[BEGIN DATASET EXTRACT]
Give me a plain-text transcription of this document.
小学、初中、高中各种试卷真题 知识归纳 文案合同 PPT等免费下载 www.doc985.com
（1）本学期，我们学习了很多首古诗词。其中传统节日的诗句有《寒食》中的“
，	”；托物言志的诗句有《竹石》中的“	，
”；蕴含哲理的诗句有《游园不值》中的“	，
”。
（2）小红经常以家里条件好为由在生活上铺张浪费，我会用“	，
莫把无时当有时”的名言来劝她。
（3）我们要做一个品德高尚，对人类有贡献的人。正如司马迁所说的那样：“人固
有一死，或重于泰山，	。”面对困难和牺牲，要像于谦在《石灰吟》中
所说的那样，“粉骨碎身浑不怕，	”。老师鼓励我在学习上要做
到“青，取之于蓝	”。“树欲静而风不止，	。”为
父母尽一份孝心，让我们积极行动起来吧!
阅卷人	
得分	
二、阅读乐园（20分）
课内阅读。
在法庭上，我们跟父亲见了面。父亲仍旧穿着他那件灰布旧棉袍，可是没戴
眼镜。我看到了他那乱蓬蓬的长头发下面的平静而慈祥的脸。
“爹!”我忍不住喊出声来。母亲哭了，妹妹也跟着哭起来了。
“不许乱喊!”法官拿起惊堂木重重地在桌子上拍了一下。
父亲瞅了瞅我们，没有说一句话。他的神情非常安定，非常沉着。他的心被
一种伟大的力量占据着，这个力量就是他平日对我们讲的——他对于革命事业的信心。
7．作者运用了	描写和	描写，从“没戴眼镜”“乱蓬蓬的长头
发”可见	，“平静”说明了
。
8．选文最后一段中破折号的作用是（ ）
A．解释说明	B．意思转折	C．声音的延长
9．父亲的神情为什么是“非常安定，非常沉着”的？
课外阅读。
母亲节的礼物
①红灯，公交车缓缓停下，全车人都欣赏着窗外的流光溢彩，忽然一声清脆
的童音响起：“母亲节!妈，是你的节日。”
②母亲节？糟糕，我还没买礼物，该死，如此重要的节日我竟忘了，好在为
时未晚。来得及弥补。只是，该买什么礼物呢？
[END DATASET EXTRACT]
### EXERCISE INSTRUCTIONS
In the records above, locate each line with the word "非常沉着". Copy all such lines.

### RIGHT ANSWER
父亲瞅了瞅我们，没有说一句话。他的神情非常安定，非常沉着。他的心被
9．父亲的神情为什么是“非常安定，非常沉着”的？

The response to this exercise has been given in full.